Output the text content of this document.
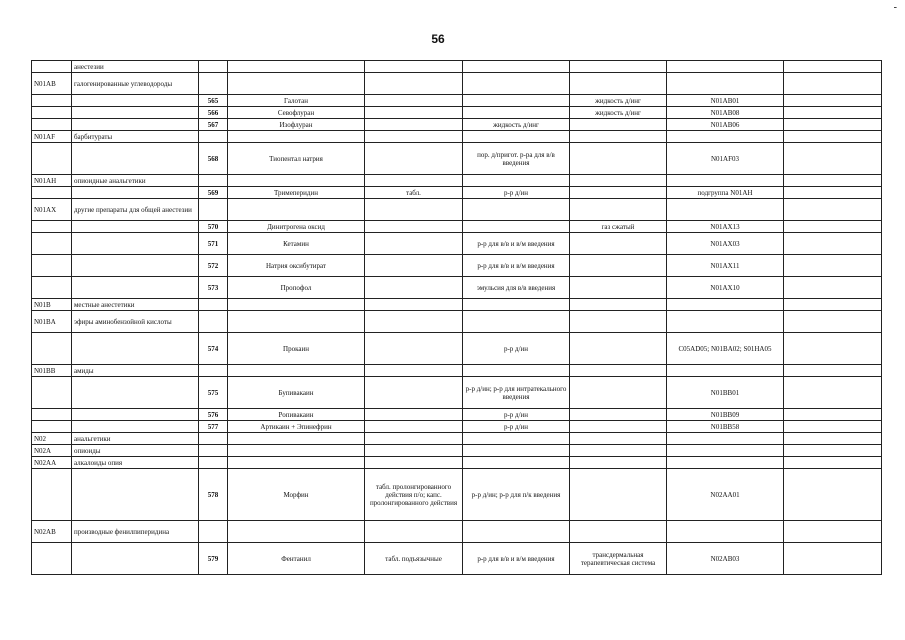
56
-
	анестезии							
N01AB	галогенированные углеводороды							
		565	Галотан			жидкость д/инг	N01AB01	
		566	Севофлуран			жидкость д/инг	N01AB08	
		567	Изофлуран		жидкость д/инг		N01AB06	
N01AF	барбитураты							
		568	Тиопентал натрия		пор. д/пригот. р-ра для в/в введения		N01AF03	
N01AH	опиоидные анальгетики							
		569	Тримеперидин	табл.	р-р д/ин		подгруппа N01AH	
N01AX	другие препараты для общей анестезии							
		570	Динитрогена оксид			газ сжатый	N01AX13	
		571	Кетамин		р-р для в/в и в/м введения		N01AX03	
		572	Натрия оксибутират		р-р для в/в и в/м введения		N01AX11	
		573	Пропофол		эмульсия для в/в введения		N01AX10	
N01B	местные анестетики							
N01BA	эфиры аминобензойной кислоты							
		574	Прокаин		р-р д/ин		C05AD05; N01BA02; S01HA05	
N01BB	амиды							
		575	Бупивакаин		р-р д/ин; р-р для интратекального введения		N01BB01	
		576	Ропивакаин		р-р д/ин		N01BB09	
		577	Артикаин + Эпинефрин		р-р д/ин		N01BB58	
N02	анальгетики							
N02A	опиоиды							
N02AA	алкалоиды опия							
		578	Морфин	табл. пролонгированного действия п/о; капс. пролонгированного действия	р-р д/ин; р-р для п/к введения		N02AA01	
N02AB	производные фенилпиперидина							
		579	Фентанил	табл. подъязычные	р-р для в/в и в/м введения	трансдермальная терапевтическая система	N02AB03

• **Task directions**
Go through the material above and print all of it exactly, except the pictures.

• **Problem solution**
Output the text content of this document.
56
-
	анестезии							
N01AB	галогенированные углеводороды							
		565	Галотан			жидкость д/инг	N01AB01	
		566	Севофлуран			жидкость д/инг	N01AB08	
		567	Изофлуран		жидкость д/инг		N01AB06	
N01AF	барбитураты							
		568	Тиопентал натрия		пор. д/пригот. р-ра для в/в введения		N01AF03	
N01AH	опиоидные анальгетики							
		569	Тримеперидин	табл.	р-р д/ин		подгруппа N01AH	
N01AX	другие препараты для общей анестезии							
		570	Динитрогена оксид			газ сжатый	N01AX13	
		571	Кетамин		р-р для в/в и в/м введения		N01AX03	
		572	Натрия оксибутират		р-р для в/в и в/м введения		N01AX11	
		573	Пропофол		эмульсия для в/в введения		N01AX10	
N01B	местные анестетики							
N01BA	эфиры аминобензойной кислоты							
		574	Прокаин		р-р д/ин		C05AD05; N01BA02; S01HA05	
N01BB	амиды							
		575	Бупивакаин		р-р д/ин; р-р для интратекального введения		N01BB01	
		576	Ропивакаин		р-р д/ин		N01BB09	
		577	Артикаин + Эпинефрин		р-р д/ин		N01BB58	
N02	анальгетики							
N02A	опиоиды							
N02AA	алкалоиды опия							
		578	Морфин	табл. пролонгированного действия п/о; капс. пролонгированного действия	р-р д/ин; р-р для п/к введения		N02AA01	
N02AB	производные фенилпиперидина							
		579	Фентанил	табл. подъязычные	р-р для в/в и в/м введения	трансдермальная терапевтическая система	N02AB03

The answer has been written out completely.